Prompt
Reproduce every entry below precisely; do not include the pictures.

--- Records provided ---

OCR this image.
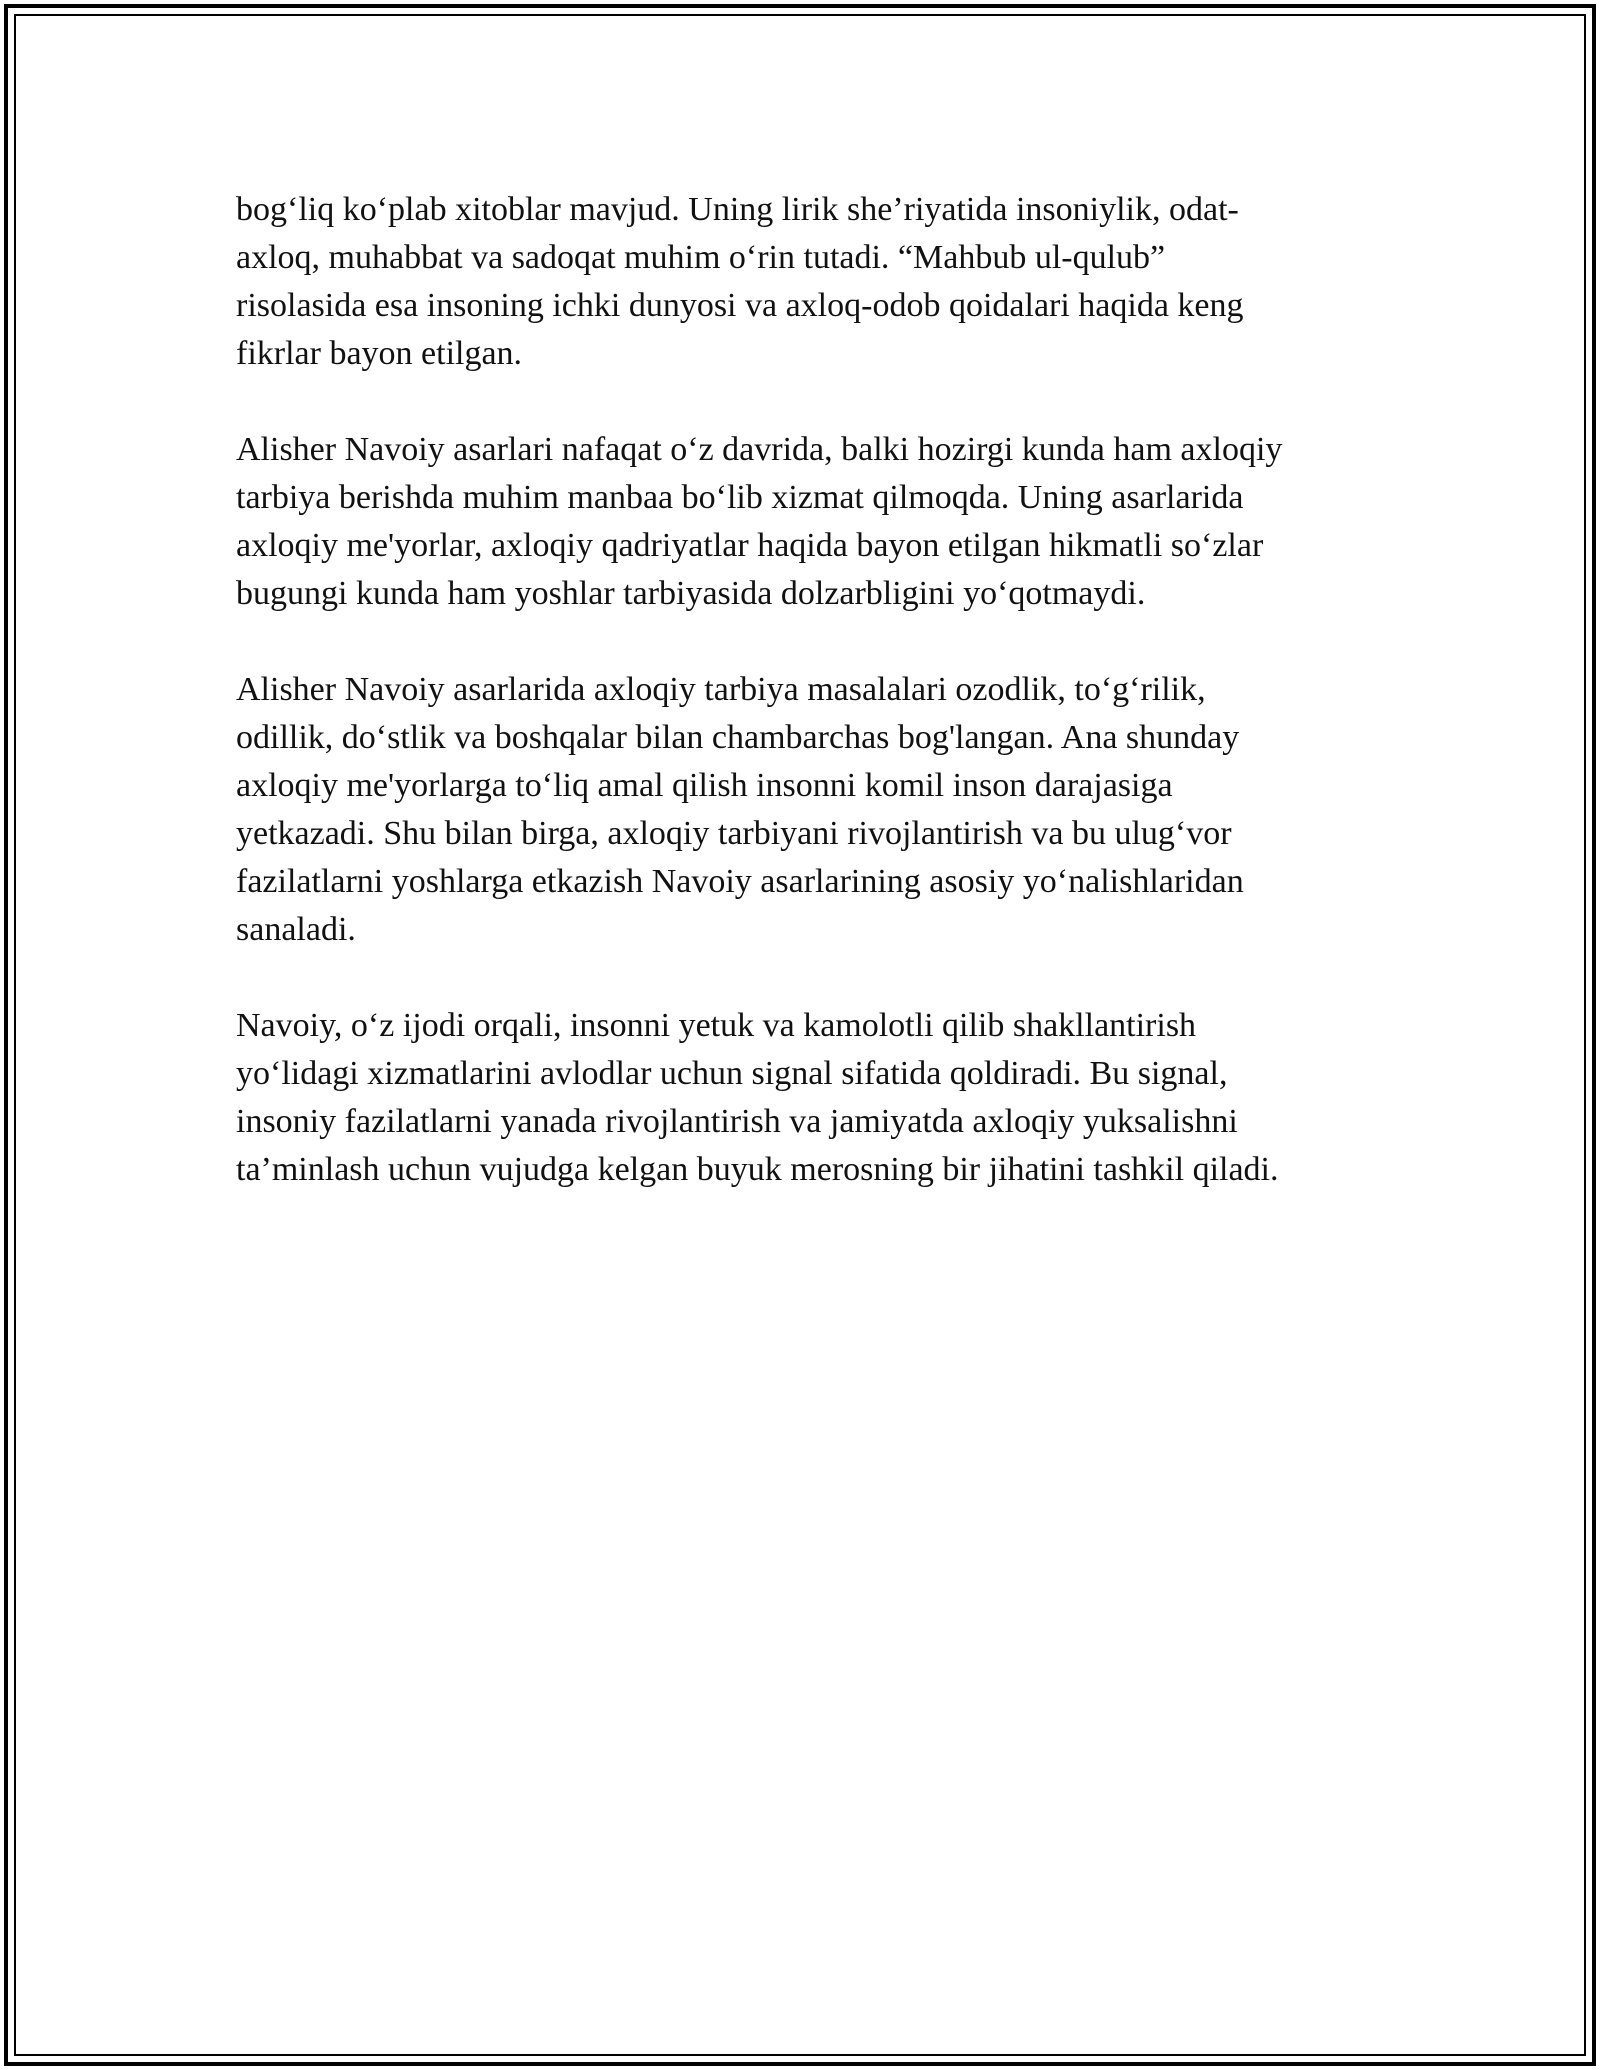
bog‘liq ko‘plab xitoblar mavjud. Uning lirik she’riyatida insoniylik, odat-
axloq, muhabbat va sadoqat muhim o‘rin tutadi. “Mahbub ul-qulub”
risolasida esa insoning ichki dunyosi va axloq-odob qoidalari haqida keng
fikrlar bayon etilgan.

Alisher Navoiy asarlari nafaqat o‘z davrida, balki hozirgi kunda ham axloqiy
tarbiya berishda muhim manbaa bo‘lib xizmat qilmoqda. Uning asarlarida
axloqiy me'yorlar, axloqiy qadriyatlar haqida bayon etilgan hikmatli so‘zlar
bugungi kunda ham yoshlar tarbiyasida dolzarbligini yo‘qotmaydi.

Alisher Navoiy asarlarida axloqiy tarbiya masalalari ozodlik, to‘g‘rilik,
odillik, do‘stlik va boshqalar bilan chambarchas bog'langan. Ana shunday
axloqiy me'yorlarga to‘liq amal qilish insonni komil inson darajasiga
yetkazadi. Shu bilan birga, axloqiy tarbiyani rivojlantirish va bu ulug‘vor
fazilatlarni yoshlarga etkazish Navoiy asarlarining asosiy yo‘nalishlaridan
sanaladi.

Navoiy, o‘z ijodi orqali, insonni yetuk va kamolotli qilib shakllantirish
yo‘lidagi xizmatlarini avlodlar uchun signal sifatida qoldiradi. Bu signal,
insoniy fazilatlarni yanada rivojlantirish va jamiyatda axloqiy yuksalishni
ta’minlash uchun vujudga kelgan buyuk merosning bir jihatini tashkil qiladi.
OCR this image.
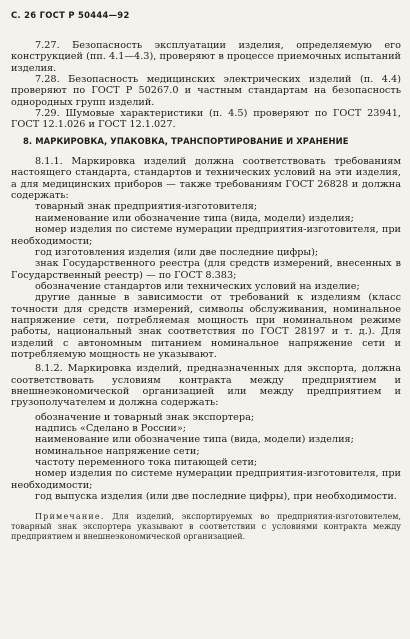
С. 26 ГОСТ Р 50444—92

7.27. Безопасность эксплуатации изделия, определяемую его конструкцией (пп. 4.1—4.3), проверяют в процессе приемочных испытаний изделия.

7.28. Безопасность медицинских электрических изделий (п. 4.4) проверяют по ГОСТ Р 50267.0 и частным стандартам на безопасность однородных групп изделий.

7.29. Шумовые характеристики (п. 4.5) проверяют по ГОСТ 23941, ГОСТ 12.1.026 и ГОСТ 12.1.027.

8. МАРКИРОВКА, УПАКОВКА, ТРАНСПОРТИРОВАНИЕ И ХРАНЕНИЕ

8.1.1. Маркировка изделий должна соответствовать требованиям настоящего стандарта, стандартов и технических условий на эти изделия, а для медицинских приборов — также требованиям ГОСТ 26828 и должна содержать:

товарный знак предприятия-изготовителя;

наименование или обозначение типа (вида, модели) изделия;

номер изделия по системе нумерации предприятия-изготовителя, при необходимости;

год изготовления изделия (или две последние цифры);

знак Государственного реестра (для средств измерений, внесенных в Государственный реестр) — по ГОСТ 8.383;

обозначение стандартов или технических условий на изделие;

другие данные в зависимости от требований к изделиям (класс точности для средств измерений, символы обслуживания, номинальное напряжение сети, потребляемая мощность при номинальном режиме работы, национальный знак соответствия по ГОСТ 28197 и т. д.). Для изделий с автономным питанием номинальное напряжение сети и потребляемую мощность не указывают.

8.1.2. Маркировка изделий, предназначенных для экспорта, должна соответствовать условиям контракта между предприятием и внешнеэкономической организацией или между предприятием и грузополучателем и должна содержать:

обозначение и товарный знак экспортера;

надпись «Сделано в России»;

наименование или обозначение типа (вида, модели) изделия;

номинальное напряжение сети;

частоту переменного тока питающей сети;

номер изделия по системе нумерации предприятия-изготовителя, при необходимости;

год выпуска изделия (или две последние цифры), при необходимости.

Примечание. Для изделий, экспортируемых во предприятия-изготовителем, товарный знак экспортера указывают в соответствии с условиями контракта между предприятием и внешнеэкономической организацией.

---

Result
OCR this image.
bog‘liq ko‘plab xitoblar mavjud. Uning lirik she’riyatida insoniylik, odat-
axloq, muhabbat va sadoqat muhim o‘rin tutadi. “Mahbub ul-qulub”
risolasida esa insoning ichki dunyosi va axloq-odob qoidalari haqida keng
fikrlar bayon etilgan.

Alisher Navoiy asarlari nafaqat o‘z davrida, balki hozirgi kunda ham axloqiy
tarbiya berishda muhim manbaa bo‘lib xizmat qilmoqda. Uning asarlarida
axloqiy me'yorlar, axloqiy qadriyatlar haqida bayon etilgan hikmatli so‘zlar
bugungi kunda ham yoshlar tarbiyasida dolzarbligini yo‘qotmaydi.

Alisher Navoiy asarlarida axloqiy tarbiya masalalari ozodlik, to‘g‘rilik,
odillik, do‘stlik va boshqalar bilan chambarchas bog'langan. Ana shunday
axloqiy me'yorlarga to‘liq amal qilish insonni komil inson darajasiga
yetkazadi. Shu bilan birga, axloqiy tarbiyani rivojlantirish va bu ulug‘vor
fazilatlarni yoshlarga etkazish Navoiy asarlarining asosiy yo‘nalishlaridan
sanaladi.

Navoiy, o‘z ijodi orqali, insonni yetuk va kamolotli qilib shakllantirish
yo‘lidagi xizmatlarini avlodlar uchun signal sifatida qoldiradi. Bu signal,
insoniy fazilatlarni yanada rivojlantirish va jamiyatda axloqiy yuksalishni
ta’minlash uchun vujudga kelgan buyuk merosning bir jihatini tashkil qiladi.
OCR this image.
С. 26 ГОСТ Р 50444—92

7.27. Безопасность эксплуатации изделия, определяемую его конструкцией (пп. 4.1—4.3), проверяют в процессе приемочных испытаний изделия.

7.28. Безопасность медицинских электрических изделий (п. 4.4) проверяют по ГОСТ Р 50267.0 и частным стандартам на безопасность однородных групп изделий.

7.29. Шумовые характеристики (п. 4.5) проверяют по ГОСТ 23941, ГОСТ 12.1.026 и ГОСТ 12.1.027.

8. МАРКИРОВКА, УПАКОВКА, ТРАНСПОРТИРОВАНИЕ И ХРАНЕНИЕ

8.1.1. Маркировка изделий должна соответствовать требованиям настоящего стандарта, стандартов и технических условий на эти изделия, а для медицинских приборов — также требованиям ГОСТ 26828 и должна содержать:

товарный знак предприятия-изготовителя;

наименование или обозначение типа (вида, модели) изделия;

номер изделия по системе нумерации предприятия-изготовителя, при необходимости;

год изготовления изделия (или две последние цифры);

знак Государственного реестра (для средств измерений, внесенных в Государственный реестр) — по ГОСТ 8.383;

обозначение стандартов или технических условий на изделие;

другие данные в зависимости от требований к изделиям (класс точности для средств измерений, символы обслуживания, номинальное напряжение сети, потребляемая мощность при номинальном режиме работы, национальный знак соответствия по ГОСТ 28197 и т. д.). Для изделий с автономным питанием номинальное напряжение сети и потребляемую мощность не указывают.

8.1.2. Маркировка изделий, предназначенных для экспорта, должна соответствовать условиям контракта между предприятием и внешнеэкономической организацией или между предприятием и грузополучателем и должна содержать:

обозначение и товарный знак экспортера;

надпись «Сделано в России»;

наименование или обозначение типа (вида, модели) изделия;

номинальное напряжение сети;

частоту переменного тока питающей сети;

номер изделия по системе нумерации предприятия-изготовителя, при необходимости;

год выпуска изделия (или две последние цифры), при необходимости.

Примечание. Для изделий, экспортируемых во предприятия-изготовителем, товарный знак экспортера указывают в соответствии с условиями контракта между предприятием и внешнеэкономической организацией.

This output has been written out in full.